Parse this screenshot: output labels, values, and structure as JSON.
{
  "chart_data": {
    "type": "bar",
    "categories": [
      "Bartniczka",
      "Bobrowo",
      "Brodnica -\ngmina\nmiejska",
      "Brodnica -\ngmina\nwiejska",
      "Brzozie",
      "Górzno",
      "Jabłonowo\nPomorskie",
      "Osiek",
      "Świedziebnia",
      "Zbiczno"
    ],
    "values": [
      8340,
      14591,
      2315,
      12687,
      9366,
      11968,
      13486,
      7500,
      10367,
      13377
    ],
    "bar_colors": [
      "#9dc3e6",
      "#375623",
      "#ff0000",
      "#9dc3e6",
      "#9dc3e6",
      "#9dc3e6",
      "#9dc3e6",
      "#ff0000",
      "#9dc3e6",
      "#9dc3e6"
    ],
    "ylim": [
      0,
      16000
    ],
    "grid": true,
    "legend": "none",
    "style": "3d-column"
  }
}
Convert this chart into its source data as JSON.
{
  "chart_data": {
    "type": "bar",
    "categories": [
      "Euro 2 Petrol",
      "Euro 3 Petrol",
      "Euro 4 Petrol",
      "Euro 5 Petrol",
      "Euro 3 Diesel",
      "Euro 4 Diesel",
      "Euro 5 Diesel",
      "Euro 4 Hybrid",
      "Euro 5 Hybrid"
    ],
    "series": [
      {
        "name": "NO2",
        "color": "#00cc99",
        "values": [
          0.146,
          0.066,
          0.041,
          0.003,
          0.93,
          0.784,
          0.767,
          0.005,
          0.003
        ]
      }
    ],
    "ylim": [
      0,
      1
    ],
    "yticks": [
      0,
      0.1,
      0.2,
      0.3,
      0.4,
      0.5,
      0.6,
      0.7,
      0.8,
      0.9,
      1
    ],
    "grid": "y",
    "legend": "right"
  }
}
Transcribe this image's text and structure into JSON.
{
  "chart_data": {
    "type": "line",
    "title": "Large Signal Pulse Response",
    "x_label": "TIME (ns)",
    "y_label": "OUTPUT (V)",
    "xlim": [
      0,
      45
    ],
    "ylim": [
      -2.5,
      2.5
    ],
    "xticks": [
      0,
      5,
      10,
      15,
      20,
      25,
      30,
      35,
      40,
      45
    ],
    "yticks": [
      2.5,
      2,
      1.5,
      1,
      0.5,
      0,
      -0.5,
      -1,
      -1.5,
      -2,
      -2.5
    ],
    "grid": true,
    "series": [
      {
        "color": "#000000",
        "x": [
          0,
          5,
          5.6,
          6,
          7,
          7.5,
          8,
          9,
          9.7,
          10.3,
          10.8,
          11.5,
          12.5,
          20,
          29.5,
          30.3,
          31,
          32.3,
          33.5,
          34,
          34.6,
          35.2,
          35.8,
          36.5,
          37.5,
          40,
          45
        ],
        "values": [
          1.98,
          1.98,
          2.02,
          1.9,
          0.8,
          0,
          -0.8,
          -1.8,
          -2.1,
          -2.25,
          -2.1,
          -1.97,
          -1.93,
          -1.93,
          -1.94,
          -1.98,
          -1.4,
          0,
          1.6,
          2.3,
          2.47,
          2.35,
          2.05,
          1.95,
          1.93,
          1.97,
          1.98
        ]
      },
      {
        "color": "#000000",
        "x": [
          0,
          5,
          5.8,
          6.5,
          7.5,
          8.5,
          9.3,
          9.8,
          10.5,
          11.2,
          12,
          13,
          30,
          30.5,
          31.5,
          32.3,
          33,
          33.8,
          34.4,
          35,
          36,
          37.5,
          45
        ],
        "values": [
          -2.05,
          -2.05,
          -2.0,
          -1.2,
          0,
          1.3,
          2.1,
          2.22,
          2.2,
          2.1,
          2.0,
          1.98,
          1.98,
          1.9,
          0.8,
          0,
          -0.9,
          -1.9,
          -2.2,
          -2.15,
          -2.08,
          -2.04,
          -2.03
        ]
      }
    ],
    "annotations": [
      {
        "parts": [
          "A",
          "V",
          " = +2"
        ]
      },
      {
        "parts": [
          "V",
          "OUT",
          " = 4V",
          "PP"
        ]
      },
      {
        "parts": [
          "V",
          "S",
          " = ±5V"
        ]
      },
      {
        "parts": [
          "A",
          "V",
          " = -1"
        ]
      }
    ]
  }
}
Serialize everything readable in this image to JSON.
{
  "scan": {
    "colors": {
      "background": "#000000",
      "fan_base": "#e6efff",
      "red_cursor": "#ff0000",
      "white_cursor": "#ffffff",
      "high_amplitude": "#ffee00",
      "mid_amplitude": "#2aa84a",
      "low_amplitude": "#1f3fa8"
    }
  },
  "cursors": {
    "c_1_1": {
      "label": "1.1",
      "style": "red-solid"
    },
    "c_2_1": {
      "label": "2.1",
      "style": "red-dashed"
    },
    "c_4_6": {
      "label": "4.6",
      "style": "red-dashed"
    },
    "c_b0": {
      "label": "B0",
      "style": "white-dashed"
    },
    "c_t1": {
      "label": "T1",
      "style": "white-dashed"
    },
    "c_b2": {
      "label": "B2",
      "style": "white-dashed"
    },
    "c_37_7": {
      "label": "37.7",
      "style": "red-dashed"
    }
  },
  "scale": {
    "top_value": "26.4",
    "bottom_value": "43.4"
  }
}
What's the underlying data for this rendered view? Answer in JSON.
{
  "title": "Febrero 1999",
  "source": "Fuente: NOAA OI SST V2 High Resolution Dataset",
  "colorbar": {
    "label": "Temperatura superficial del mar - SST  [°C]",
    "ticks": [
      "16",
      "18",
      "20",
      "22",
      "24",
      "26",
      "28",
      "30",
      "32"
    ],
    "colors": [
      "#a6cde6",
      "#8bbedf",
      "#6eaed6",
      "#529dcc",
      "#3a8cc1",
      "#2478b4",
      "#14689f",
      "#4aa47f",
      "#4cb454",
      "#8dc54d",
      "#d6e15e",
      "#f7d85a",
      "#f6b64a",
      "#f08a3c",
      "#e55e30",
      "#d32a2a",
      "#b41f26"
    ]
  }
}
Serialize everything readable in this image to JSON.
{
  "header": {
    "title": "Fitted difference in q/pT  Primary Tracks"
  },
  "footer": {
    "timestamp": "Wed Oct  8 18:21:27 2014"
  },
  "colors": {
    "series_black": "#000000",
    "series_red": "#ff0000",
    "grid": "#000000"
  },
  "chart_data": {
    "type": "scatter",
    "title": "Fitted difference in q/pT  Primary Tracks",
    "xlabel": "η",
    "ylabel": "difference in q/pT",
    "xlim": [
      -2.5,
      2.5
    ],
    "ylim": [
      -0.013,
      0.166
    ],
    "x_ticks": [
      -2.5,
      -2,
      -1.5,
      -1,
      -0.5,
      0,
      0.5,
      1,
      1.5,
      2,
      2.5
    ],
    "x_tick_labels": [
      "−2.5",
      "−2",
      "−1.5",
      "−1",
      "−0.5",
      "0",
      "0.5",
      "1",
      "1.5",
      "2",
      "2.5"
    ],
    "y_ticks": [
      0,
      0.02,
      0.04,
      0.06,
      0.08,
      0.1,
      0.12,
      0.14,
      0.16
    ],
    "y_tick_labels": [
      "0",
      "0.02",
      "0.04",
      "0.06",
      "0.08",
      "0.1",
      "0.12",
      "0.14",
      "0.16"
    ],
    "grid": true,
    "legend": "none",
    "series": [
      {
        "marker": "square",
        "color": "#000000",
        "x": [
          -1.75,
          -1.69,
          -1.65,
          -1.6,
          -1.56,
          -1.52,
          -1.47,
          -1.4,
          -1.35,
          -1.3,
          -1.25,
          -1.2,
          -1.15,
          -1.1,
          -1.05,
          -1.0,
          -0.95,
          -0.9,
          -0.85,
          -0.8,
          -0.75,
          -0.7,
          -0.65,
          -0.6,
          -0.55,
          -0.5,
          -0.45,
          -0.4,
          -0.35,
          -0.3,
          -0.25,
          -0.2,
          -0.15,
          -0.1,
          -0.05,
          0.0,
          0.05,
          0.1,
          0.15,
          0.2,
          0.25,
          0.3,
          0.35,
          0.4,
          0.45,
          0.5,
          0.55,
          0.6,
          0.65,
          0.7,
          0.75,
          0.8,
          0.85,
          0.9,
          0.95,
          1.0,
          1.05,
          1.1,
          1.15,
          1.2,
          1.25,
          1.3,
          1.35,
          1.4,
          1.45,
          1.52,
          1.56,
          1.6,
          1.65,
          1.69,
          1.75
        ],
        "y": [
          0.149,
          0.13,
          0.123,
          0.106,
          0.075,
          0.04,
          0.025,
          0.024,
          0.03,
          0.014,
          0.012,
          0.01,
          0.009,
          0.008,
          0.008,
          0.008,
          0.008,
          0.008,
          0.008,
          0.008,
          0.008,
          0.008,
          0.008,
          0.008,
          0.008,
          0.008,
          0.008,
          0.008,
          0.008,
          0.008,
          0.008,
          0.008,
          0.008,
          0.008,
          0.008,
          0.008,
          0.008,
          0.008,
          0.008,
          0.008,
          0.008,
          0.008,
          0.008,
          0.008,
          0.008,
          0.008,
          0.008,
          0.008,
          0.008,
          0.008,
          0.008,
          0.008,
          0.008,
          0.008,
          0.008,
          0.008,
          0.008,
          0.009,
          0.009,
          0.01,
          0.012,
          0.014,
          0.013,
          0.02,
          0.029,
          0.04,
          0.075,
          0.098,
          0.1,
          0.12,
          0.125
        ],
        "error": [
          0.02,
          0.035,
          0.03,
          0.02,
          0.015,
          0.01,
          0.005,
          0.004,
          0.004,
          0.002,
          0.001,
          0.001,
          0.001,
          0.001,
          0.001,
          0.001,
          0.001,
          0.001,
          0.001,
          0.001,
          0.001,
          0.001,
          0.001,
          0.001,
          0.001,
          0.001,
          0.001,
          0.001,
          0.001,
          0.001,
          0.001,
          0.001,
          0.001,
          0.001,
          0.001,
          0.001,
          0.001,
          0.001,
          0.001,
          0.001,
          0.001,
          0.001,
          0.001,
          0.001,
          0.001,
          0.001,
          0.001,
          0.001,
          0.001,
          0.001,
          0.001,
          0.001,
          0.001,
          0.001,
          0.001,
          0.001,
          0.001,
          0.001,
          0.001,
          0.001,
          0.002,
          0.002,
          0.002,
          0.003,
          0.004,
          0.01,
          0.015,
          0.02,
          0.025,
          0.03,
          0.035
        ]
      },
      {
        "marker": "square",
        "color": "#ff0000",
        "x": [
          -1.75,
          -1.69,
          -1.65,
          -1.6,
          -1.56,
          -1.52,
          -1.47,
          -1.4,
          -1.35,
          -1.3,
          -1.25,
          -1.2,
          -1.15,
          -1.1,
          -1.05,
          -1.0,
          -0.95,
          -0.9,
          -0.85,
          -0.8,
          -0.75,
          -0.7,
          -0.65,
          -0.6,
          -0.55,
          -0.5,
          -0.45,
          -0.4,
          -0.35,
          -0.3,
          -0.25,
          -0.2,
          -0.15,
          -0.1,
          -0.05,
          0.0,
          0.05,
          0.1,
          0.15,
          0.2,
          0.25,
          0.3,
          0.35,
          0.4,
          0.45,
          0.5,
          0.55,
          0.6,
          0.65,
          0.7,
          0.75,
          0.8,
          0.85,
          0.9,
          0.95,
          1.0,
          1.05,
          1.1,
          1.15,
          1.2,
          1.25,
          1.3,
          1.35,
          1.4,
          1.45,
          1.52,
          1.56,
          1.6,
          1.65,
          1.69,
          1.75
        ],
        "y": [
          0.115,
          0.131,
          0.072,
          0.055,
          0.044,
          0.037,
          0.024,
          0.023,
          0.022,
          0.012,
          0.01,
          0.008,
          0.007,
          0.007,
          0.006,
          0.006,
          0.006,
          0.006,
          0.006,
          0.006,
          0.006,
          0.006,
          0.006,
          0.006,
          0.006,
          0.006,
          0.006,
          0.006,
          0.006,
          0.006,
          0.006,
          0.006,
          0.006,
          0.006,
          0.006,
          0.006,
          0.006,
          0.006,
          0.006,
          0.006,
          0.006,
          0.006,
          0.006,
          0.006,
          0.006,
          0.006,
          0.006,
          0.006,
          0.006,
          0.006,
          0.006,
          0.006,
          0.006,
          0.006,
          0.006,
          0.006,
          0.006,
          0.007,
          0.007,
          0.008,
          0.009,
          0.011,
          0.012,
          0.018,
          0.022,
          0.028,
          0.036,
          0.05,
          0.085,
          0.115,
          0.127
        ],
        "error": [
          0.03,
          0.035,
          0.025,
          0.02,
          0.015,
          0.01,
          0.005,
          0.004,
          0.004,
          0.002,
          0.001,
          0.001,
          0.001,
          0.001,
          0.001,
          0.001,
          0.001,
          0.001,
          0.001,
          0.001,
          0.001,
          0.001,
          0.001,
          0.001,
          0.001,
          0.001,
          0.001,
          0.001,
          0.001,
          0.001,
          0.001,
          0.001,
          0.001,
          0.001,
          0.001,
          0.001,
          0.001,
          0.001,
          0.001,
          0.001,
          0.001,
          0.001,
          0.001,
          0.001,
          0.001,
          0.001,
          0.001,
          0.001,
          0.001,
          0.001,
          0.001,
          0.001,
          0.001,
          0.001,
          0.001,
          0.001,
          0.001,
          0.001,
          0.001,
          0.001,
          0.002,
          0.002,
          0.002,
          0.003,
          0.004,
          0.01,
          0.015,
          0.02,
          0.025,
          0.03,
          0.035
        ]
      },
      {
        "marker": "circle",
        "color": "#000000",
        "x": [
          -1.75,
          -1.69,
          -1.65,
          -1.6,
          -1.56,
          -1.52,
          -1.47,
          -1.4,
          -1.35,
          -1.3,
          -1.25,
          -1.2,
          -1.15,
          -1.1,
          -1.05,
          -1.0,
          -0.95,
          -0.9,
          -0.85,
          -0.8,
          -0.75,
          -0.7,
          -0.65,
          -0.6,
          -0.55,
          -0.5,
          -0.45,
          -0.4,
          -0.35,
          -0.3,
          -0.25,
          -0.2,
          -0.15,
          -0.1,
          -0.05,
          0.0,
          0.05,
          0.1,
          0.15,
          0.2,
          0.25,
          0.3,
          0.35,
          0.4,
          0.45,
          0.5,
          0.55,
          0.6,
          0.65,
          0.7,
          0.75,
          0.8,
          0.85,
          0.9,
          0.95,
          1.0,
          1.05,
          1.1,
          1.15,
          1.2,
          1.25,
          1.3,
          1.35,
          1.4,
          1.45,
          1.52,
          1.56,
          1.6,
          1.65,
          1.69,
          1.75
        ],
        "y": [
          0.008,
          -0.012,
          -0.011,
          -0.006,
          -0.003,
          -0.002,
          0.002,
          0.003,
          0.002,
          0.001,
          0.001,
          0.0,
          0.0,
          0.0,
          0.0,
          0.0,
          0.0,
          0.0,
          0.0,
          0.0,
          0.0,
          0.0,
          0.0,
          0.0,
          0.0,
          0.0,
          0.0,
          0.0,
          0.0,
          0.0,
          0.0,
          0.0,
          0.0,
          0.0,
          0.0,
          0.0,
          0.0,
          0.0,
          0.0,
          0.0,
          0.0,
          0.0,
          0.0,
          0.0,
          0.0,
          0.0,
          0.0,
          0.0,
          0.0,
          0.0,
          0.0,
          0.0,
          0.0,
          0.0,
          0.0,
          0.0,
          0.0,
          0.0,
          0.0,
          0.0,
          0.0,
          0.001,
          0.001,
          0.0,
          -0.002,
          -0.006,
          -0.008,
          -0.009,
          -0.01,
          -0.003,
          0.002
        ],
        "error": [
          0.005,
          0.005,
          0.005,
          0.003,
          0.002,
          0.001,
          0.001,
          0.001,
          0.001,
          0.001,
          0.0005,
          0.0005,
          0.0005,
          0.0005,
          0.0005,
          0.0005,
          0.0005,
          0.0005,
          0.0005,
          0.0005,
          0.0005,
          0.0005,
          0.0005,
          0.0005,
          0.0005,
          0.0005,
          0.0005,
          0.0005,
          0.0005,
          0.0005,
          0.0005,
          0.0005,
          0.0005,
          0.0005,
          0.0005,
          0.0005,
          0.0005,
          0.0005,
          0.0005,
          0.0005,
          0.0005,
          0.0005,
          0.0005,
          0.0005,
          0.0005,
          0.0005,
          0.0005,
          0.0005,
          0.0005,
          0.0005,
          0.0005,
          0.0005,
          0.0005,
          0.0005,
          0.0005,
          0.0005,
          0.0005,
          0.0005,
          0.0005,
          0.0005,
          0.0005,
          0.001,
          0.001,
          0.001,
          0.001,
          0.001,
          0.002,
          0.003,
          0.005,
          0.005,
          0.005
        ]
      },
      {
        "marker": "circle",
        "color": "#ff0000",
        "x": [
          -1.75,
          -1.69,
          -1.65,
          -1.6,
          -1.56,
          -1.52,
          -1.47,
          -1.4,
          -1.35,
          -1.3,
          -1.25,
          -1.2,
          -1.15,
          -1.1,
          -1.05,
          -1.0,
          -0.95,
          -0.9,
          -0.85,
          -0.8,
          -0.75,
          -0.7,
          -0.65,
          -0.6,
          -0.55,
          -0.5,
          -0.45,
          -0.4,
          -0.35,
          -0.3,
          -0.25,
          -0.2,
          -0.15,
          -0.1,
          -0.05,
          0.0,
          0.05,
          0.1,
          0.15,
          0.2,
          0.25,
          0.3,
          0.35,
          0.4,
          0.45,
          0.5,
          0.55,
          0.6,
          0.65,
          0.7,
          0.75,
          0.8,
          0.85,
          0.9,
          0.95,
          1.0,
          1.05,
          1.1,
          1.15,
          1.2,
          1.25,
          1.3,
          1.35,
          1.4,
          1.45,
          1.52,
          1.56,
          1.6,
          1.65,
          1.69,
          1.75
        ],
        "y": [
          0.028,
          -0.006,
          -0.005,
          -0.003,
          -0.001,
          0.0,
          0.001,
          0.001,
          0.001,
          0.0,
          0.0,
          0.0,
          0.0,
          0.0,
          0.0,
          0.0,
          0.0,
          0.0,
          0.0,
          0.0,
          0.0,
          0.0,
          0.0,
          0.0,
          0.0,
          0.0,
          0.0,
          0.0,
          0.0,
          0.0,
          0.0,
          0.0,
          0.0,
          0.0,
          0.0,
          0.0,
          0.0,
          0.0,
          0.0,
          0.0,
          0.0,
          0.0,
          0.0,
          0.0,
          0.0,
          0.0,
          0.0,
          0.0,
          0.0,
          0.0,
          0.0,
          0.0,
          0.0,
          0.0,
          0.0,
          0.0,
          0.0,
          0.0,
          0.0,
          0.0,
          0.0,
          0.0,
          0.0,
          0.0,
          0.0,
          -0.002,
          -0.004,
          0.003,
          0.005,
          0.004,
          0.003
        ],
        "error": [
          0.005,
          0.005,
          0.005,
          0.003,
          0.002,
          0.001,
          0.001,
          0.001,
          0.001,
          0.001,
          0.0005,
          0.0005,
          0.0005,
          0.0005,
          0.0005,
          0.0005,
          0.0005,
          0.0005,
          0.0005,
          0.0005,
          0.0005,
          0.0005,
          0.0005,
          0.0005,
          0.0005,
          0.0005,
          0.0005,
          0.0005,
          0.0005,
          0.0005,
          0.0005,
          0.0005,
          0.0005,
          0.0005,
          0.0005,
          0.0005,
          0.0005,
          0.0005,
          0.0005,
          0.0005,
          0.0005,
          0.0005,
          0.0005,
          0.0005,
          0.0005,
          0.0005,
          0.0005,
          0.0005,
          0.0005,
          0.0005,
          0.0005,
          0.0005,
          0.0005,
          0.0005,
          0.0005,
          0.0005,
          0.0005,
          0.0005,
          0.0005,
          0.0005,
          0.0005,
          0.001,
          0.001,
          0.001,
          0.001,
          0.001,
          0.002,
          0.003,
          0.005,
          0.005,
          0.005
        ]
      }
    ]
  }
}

- - -

* Your instructions *
Select every line where the word "Brodnica" occurs.

* Response for this exercise *
      "Brodnica -\ngmina\nmiejska",
      "Brodnica -\ngmina\nwiejska",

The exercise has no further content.